(The input):
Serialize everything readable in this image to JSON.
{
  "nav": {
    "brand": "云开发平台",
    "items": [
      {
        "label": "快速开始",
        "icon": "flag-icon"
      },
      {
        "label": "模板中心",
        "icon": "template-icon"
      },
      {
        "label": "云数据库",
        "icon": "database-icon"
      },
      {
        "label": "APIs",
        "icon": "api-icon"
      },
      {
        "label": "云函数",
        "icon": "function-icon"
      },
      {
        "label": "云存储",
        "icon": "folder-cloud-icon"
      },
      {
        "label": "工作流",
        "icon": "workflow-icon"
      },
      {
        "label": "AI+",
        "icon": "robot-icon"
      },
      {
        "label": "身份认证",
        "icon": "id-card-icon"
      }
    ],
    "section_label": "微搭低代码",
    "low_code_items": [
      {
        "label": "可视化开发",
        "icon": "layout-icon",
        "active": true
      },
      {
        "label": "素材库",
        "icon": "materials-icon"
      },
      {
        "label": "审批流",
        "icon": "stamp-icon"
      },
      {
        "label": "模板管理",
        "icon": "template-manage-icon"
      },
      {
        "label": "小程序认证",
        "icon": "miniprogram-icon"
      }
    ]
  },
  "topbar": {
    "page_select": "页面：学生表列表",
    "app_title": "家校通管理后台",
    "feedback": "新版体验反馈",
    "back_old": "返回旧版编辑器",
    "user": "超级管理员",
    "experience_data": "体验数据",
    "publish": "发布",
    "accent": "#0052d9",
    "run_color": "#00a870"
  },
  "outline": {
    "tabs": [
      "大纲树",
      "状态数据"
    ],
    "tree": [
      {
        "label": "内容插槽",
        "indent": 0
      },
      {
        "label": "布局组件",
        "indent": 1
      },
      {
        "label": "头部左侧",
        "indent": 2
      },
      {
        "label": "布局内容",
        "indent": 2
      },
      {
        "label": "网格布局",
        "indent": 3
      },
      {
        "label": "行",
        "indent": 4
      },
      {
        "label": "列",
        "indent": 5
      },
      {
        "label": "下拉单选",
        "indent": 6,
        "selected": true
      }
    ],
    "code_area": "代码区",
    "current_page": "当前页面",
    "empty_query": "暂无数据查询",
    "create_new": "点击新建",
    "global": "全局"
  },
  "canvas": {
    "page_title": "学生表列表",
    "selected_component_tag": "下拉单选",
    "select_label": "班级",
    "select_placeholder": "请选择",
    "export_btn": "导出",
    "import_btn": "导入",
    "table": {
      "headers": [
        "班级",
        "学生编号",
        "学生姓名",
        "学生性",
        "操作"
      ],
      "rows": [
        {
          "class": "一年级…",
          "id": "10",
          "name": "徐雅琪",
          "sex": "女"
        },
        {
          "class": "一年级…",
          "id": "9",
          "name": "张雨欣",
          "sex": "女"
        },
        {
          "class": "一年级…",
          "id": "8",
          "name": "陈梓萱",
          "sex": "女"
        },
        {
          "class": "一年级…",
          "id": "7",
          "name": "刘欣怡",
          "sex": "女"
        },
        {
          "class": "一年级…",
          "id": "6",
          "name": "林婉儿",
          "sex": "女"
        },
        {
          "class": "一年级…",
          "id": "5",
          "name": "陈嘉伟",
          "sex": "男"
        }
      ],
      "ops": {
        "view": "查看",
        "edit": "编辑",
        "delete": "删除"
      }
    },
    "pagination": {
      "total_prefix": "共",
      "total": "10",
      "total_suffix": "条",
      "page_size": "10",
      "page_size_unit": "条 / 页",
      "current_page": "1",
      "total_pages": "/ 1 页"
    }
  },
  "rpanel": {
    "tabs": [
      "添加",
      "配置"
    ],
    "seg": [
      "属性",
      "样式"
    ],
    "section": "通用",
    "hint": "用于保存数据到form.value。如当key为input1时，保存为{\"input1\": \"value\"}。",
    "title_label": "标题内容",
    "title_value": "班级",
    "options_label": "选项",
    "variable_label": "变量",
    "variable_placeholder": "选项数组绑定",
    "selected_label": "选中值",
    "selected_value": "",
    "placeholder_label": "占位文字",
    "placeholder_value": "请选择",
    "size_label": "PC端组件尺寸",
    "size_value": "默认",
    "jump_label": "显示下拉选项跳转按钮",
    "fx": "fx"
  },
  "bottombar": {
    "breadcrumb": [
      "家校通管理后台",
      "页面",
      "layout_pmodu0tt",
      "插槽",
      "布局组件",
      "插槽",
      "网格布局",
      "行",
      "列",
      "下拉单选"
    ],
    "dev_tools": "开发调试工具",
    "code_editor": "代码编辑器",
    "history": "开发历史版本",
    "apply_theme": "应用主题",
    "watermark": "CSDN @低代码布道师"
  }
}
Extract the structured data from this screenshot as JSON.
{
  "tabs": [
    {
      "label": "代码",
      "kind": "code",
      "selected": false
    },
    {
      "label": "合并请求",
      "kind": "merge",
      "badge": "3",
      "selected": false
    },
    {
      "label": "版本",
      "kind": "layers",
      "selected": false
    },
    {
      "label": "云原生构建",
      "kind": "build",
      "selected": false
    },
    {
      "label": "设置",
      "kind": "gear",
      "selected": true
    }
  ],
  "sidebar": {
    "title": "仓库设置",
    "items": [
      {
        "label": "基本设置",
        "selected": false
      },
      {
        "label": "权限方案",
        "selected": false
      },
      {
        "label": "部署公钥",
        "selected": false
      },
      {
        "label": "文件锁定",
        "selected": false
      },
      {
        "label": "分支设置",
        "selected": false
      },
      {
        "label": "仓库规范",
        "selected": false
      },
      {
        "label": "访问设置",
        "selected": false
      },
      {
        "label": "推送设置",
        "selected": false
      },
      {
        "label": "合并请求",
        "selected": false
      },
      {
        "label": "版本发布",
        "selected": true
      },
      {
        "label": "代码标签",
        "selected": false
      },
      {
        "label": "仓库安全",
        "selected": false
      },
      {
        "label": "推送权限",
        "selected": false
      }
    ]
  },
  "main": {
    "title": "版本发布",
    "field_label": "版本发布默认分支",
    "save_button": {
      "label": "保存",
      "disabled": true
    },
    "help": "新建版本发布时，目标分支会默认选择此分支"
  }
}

(Instructions to follow): Transcribe the full listing above without leaving anything out.

(Exercise solution):
Serialize everything readable in this image to JSON.
{
  "nav": {
    "brand": "云开发平台",
    "items": [
      {
        "label": "快速开始",
        "icon": "flag-icon"
      },
      {
        "label": "模板中心",
        "icon": "template-icon"
      },
      {
        "label": "云数据库",
        "icon": "database-icon"
      },
      {
        "label": "APIs",
        "icon": "api-icon"
      },
      {
        "label": "云函数",
        "icon": "function-icon"
      },
      {
        "label": "云存储",
        "icon": "folder-cloud-icon"
      },
      {
        "label": "工作流",
        "icon": "workflow-icon"
      },
      {
        "label": "AI+",
        "icon": "robot-icon"
      },
      {
        "label": "身份认证",
        "icon": "id-card-icon"
      }
    ],
    "section_label": "微搭低代码",
    "low_code_items": [
      {
        "label": "可视化开发",
        "icon": "layout-icon",
        "active": true
      },
      {
        "label": "素材库",
        "icon": "materials-icon"
      },
      {
        "label": "审批流",
        "icon": "stamp-icon"
      },
      {
        "label": "模板管理",
        "icon": "template-manage-icon"
      },
      {
        "label": "小程序认证",
        "icon": "miniprogram-icon"
      }
    ]
  },
  "topbar": {
    "page_select": "页面：学生表列表",
    "app_title": "家校通管理后台",
    "feedback": "新版体验反馈",
    "back_old": "返回旧版编辑器",
    "user": "超级管理员",
    "experience_data": "体验数据",
    "publish": "发布",
    "accent": "#0052d9",
    "run_color": "#00a870"
  },
  "outline": {
    "tabs": [
      "大纲树",
      "状态数据"
    ],
    "tree": [
      {
        "label": "内容插槽",
        "indent": 0
      },
      {
        "label": "布局组件",
        "indent": 1
      },
      {
        "label": "头部左侧",
        "indent": 2
      },
      {
        "label": "布局内容",
        "indent": 2
      },
      {
        "label": "网格布局",
        "indent": 3
      },
      {
        "label": "行",
        "indent": 4
      },
      {
        "label": "列",
        "indent": 5
      },
      {
        "label": "下拉单选",
        "indent": 6,
        "selected": true
      }
    ],
    "code_area": "代码区",
    "current_page": "当前页面",
    "empty_query": "暂无数据查询",
    "create_new": "点击新建",
    "global": "全局"
  },
  "canvas": {
    "page_title": "学生表列表",
    "selected_component_tag": "下拉单选",
    "select_label": "班级",
    "select_placeholder": "请选择",
    "export_btn": "导出",
    "import_btn": "导入",
    "table": {
      "headers": [
        "班级",
        "学生编号",
        "学生姓名",
        "学生性",
        "操作"
      ],
      "rows": [
        {
          "class": "一年级…",
          "id": "10",
          "name": "徐雅琪",
          "sex": "女"
        },
        {
          "class": "一年级…",
          "id": "9",
          "name": "张雨欣",
          "sex": "女"
        },
        {
          "class": "一年级…",
          "id": "8",
          "name": "陈梓萱",
          "sex": "女"
        },
        {
          "class": "一年级…",
          "id": "7",
          "name": "刘欣怡",
          "sex": "女"
        },
        {
          "class": "一年级…",
          "id": "6",
          "name": "林婉儿",
          "sex": "女"
        },
        {
          "class": "一年级…",
          "id": "5",
          "name": "陈嘉伟",
          "sex": "男"
        }
      ],
      "ops": {
        "view": "查看",
        "edit": "编辑",
        "delete": "删除"
      }
    },
    "pagination": {
      "total_prefix": "共",
      "total": "10",
      "total_suffix": "条",
      "page_size": "10",
      "page_size_unit": "条 / 页",
      "current_page": "1",
      "total_pages": "/ 1 页"
    }
  },
  "rpanel": {
    "tabs": [
      "添加",
      "配置"
    ],
    "seg": [
      "属性",
      "样式"
    ],
    "section": "通用",
    "hint": "用于保存数据到form.value。如当key为input1时，保存为{\"input1\": \"value\"}。",
    "title_label": "标题内容",
    "title_value": "班级",
    "options_label": "选项",
    "variable_label": "变量",
    "variable_placeholder": "选项数组绑定",
    "selected_label": "选中值",
    "selected_value": "",
    "placeholder_label": "占位文字",
    "placeholder_value": "请选择",
    "size_label": "PC端组件尺寸",
    "size_value": "默认",
    "jump_label": "显示下拉选项跳转按钮",
    "fx": "fx"
  },
  "bottombar": {
    "breadcrumb": [
      "家校通管理后台",
      "页面",
      "layout_pmodu0tt",
      "插槽",
      "布局组件",
      "插槽",
      "网格布局",
      "行",
      "列",
      "下拉单选"
    ],
    "dev_tools": "开发调试工具",
    "code_editor": "代码编辑器",
    "history": "开发历史版本",
    "apply_theme": "应用主题",
    "watermark": "CSDN @低代码布道师"
  }
}
Extract the structured data from this screenshot as JSON.
{
  "tabs": [
    {
      "label": "代码",
      "kind": "code",
      "selected": false
    },
    {
      "label": "合并请求",
      "kind": "merge",
      "badge": "3",
      "selected": false
    },
    {
      "label": "版本",
      "kind": "layers",
      "selected": false
    },
    {
      "label": "云原生构建",
      "kind": "build",
      "selected": false
    },
    {
      "label": "设置",
      "kind": "gear",
      "selected": true
    }
  ],
  "sidebar": {
    "title": "仓库设置",
    "items": [
      {
        "label": "基本设置",
        "selected": false
      },
      {
        "label": "权限方案",
        "selected": false
      },
      {
        "label": "部署公钥",
        "selected": false
      },
      {
        "label": "文件锁定",
        "selected": false
      },
      {
        "label": "分支设置",
        "selected": false
      },
      {
        "label": "仓库规范",
        "selected": false
      },
      {
        "label": "访问设置",
        "selected": false
      },
      {
        "label": "推送设置",
        "selected": false
      },
      {
        "label": "合并请求",
        "selected": false
      },
      {
        "label": "版本发布",
        "selected": true
      },
      {
        "label": "代码标签",
        "selected": false
      },
      {
        "label": "仓库安全",
        "selected": false
      },
      {
        "label": "推送权限",
        "selected": false
      }
    ]
  },
  "main": {
    "title": "版本发布",
    "field_label": "版本发布默认分支",
    "save_button": {
      "label": "保存",
      "disabled": true
    },
    "help": "新建版本发布时，目标分支会默认选择此分支"
  }
}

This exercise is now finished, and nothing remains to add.